= Work instructions =
Go through the entries below and collect each line with the string "menu" in it.
[start Data shown]
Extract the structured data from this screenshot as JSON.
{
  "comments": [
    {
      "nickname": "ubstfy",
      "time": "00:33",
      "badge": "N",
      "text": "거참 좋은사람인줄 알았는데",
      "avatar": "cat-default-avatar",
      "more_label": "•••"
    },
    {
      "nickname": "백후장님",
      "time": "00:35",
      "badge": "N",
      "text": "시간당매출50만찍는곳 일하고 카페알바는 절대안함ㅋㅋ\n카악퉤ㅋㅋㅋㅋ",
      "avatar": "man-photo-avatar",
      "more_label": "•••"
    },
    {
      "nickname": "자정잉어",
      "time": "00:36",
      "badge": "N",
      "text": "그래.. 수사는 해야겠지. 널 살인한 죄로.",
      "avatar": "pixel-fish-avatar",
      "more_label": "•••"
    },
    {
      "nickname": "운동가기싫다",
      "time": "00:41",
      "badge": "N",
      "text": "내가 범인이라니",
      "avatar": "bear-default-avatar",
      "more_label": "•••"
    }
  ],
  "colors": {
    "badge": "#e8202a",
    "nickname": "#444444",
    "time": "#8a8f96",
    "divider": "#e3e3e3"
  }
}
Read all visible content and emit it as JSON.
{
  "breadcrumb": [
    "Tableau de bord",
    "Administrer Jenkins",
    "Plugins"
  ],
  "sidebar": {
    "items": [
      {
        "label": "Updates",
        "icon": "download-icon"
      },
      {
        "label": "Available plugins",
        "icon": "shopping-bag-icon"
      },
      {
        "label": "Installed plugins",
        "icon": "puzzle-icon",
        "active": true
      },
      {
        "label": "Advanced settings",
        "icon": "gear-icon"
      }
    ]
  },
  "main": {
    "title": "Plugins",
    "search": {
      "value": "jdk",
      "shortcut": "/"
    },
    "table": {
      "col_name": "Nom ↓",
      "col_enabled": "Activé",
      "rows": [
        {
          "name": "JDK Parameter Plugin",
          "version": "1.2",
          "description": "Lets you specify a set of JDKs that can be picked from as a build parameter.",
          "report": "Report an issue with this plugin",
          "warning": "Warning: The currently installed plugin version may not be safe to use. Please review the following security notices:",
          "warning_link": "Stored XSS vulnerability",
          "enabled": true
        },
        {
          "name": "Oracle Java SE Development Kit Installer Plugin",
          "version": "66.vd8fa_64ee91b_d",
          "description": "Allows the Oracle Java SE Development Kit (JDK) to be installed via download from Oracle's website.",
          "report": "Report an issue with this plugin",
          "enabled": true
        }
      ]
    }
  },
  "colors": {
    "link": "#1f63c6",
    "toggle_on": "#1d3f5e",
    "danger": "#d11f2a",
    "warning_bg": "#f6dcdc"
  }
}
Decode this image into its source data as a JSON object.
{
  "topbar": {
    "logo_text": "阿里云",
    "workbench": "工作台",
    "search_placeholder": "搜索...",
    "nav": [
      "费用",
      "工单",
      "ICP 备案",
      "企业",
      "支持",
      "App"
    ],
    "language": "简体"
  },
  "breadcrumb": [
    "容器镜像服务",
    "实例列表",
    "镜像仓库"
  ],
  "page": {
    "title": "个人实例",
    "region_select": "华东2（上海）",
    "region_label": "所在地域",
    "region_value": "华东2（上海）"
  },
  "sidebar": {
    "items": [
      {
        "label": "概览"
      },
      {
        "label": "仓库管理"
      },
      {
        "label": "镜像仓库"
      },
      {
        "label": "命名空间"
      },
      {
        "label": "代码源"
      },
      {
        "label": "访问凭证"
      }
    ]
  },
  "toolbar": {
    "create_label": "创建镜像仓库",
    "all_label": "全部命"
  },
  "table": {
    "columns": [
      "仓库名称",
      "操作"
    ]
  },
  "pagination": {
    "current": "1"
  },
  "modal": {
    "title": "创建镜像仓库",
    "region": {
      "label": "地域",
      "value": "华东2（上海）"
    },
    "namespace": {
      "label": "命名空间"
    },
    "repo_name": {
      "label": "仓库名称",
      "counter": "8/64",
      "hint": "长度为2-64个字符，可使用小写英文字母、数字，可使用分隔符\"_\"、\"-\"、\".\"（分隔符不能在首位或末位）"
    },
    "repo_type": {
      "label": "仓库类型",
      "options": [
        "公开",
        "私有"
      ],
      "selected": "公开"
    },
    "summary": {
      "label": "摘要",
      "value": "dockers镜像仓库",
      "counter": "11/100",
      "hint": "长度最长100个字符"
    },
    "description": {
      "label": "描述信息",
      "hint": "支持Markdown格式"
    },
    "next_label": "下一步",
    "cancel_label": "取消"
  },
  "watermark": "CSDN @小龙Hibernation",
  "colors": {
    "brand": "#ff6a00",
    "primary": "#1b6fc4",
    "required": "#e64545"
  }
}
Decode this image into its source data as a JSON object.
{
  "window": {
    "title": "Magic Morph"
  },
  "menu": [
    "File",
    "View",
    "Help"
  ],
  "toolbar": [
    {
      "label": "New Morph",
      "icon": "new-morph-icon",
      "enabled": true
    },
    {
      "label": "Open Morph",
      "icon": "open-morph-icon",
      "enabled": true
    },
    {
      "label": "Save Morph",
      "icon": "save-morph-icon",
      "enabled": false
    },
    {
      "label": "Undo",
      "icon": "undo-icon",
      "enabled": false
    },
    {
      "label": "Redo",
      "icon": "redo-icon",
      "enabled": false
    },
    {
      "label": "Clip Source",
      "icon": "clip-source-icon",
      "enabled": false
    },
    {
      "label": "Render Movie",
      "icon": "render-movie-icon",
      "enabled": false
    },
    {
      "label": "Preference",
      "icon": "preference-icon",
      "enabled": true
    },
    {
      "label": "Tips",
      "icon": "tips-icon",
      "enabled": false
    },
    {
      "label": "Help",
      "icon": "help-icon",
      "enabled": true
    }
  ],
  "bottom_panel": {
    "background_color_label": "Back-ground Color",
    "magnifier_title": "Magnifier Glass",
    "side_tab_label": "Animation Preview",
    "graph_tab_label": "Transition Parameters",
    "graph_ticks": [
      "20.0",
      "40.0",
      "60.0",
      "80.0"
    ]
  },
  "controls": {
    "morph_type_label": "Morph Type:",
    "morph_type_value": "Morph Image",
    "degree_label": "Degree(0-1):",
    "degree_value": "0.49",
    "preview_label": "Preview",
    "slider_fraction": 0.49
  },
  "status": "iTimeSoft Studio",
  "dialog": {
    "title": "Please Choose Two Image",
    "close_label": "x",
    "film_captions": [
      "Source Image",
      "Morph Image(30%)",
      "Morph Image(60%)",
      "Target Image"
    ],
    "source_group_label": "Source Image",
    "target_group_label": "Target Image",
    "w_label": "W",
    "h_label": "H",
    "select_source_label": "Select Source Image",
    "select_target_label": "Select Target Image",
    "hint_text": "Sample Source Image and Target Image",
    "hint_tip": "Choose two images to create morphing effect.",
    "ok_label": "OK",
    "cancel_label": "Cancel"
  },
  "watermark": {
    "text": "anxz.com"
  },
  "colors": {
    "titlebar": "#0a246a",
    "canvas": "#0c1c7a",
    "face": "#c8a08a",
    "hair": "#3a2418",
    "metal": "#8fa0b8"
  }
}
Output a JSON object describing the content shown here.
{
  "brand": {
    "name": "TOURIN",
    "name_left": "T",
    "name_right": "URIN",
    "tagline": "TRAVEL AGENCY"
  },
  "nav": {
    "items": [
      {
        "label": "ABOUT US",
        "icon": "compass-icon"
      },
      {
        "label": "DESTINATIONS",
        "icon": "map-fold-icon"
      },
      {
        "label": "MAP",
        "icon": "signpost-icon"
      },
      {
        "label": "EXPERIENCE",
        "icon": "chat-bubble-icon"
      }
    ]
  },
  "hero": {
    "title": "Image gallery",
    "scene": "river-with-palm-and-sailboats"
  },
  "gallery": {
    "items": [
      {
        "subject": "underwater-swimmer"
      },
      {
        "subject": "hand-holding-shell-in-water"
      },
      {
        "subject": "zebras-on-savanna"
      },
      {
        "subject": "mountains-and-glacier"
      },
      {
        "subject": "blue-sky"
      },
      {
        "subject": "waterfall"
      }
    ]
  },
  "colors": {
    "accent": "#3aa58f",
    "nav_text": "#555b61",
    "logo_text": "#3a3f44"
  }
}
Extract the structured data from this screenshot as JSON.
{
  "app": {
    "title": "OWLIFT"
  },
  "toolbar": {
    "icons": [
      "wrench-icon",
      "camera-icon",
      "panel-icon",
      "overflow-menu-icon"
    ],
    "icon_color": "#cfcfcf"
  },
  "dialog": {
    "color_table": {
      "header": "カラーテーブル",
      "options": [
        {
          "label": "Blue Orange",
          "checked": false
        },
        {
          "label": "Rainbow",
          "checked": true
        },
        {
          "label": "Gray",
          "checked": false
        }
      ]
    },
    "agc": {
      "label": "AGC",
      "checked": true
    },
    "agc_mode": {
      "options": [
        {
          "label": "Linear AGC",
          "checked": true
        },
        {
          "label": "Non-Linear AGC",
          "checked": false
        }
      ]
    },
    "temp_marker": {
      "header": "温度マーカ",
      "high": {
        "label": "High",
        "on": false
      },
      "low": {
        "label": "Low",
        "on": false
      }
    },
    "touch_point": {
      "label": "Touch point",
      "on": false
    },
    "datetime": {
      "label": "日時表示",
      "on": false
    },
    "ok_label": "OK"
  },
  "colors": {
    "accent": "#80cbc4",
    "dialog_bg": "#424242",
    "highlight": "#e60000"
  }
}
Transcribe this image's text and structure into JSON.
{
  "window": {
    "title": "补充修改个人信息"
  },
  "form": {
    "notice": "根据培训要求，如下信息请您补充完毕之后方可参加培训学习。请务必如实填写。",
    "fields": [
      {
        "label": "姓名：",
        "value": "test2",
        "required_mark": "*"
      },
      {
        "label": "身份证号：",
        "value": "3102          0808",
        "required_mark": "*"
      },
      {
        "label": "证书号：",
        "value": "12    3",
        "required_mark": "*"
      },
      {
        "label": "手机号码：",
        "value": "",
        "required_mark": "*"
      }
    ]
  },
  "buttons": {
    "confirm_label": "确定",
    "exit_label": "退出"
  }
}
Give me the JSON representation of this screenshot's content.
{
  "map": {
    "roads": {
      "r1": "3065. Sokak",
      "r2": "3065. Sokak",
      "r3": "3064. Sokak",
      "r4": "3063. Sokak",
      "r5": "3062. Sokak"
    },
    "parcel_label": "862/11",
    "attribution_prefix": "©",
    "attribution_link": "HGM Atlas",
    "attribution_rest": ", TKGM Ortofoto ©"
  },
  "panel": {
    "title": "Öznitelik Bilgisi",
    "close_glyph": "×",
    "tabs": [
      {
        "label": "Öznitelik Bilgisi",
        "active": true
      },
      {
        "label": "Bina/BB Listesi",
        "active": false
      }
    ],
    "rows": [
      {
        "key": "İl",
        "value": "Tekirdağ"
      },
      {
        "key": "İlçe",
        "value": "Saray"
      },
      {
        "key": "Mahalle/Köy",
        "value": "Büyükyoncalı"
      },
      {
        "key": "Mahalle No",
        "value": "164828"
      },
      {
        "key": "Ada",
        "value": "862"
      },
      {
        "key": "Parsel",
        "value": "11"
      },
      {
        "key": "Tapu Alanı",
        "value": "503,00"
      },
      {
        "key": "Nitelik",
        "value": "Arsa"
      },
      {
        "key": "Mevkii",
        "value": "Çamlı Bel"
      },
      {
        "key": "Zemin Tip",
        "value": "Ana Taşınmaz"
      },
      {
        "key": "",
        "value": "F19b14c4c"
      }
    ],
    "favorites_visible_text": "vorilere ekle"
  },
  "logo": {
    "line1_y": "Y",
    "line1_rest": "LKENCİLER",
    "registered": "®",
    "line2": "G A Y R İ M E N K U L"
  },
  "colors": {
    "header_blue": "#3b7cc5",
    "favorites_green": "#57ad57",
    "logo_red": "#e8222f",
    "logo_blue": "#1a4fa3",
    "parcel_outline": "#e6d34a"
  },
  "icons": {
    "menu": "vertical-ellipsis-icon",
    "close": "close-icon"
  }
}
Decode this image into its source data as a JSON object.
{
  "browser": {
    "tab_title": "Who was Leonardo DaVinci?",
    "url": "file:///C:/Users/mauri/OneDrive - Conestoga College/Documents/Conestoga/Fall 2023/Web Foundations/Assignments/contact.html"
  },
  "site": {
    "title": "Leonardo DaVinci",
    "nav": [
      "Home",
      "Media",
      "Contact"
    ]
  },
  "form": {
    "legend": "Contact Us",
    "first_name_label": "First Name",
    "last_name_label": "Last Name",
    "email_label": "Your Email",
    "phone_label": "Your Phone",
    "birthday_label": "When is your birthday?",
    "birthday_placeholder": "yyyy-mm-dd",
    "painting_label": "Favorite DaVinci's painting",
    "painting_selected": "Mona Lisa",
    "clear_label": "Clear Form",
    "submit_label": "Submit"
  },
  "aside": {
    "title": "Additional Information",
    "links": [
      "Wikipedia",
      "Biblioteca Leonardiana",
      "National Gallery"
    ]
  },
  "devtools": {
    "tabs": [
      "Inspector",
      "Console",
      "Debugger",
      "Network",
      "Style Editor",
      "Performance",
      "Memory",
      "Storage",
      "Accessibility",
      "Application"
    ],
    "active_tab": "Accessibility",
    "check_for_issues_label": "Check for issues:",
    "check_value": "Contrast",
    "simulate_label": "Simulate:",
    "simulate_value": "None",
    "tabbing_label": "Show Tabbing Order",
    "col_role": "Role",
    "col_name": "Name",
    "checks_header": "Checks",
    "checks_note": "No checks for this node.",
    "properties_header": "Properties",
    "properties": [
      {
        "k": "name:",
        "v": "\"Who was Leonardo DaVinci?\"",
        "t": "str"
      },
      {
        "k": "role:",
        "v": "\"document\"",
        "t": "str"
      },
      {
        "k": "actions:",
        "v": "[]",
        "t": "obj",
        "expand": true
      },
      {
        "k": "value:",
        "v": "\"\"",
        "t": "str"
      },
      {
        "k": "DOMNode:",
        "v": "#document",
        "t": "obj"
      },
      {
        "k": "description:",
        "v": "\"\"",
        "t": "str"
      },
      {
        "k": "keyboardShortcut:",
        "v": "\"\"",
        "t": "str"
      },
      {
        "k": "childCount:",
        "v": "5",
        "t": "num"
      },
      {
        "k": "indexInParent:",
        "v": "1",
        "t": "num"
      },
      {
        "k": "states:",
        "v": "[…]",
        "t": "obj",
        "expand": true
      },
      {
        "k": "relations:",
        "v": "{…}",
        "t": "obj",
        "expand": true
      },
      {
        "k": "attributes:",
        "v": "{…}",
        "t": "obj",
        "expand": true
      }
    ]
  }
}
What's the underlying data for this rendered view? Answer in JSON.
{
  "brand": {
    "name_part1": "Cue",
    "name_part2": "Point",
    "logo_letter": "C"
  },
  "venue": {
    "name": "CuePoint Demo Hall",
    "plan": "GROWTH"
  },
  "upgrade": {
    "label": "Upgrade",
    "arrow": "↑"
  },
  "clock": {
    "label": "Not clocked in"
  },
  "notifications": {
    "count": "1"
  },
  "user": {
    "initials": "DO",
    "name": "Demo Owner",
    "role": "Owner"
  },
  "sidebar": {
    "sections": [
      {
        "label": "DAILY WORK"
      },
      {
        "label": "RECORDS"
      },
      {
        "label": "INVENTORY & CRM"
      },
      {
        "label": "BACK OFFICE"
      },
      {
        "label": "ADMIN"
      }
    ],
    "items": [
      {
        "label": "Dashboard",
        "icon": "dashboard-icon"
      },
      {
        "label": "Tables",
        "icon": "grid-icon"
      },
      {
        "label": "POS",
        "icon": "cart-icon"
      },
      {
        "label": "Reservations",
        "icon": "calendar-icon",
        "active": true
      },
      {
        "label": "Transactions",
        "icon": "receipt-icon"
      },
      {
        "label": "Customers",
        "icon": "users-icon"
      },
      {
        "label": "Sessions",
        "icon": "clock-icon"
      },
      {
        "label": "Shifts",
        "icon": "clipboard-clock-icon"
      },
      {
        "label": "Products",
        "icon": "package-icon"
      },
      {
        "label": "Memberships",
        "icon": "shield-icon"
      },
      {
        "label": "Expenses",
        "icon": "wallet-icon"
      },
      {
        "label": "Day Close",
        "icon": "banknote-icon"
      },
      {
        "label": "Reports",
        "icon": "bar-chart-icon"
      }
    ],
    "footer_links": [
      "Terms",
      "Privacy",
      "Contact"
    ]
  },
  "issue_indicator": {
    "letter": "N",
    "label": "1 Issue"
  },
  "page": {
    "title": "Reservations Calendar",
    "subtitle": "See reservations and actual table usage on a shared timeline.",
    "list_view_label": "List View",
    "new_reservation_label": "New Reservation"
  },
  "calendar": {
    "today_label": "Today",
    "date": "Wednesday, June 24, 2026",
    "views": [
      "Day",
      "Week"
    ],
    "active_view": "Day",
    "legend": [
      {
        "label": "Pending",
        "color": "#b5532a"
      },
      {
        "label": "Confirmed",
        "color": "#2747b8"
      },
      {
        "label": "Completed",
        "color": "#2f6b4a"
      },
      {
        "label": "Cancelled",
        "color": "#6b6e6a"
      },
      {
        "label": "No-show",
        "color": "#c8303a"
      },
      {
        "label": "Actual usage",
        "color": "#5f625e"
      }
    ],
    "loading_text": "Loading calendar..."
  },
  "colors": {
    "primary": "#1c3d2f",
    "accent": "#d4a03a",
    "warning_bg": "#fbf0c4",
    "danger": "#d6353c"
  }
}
[end Data shown]
= Answer to this problem =
  "menu": [
      "overflow-menu-icon"
    "menu": "vertical-ellipsis-icon",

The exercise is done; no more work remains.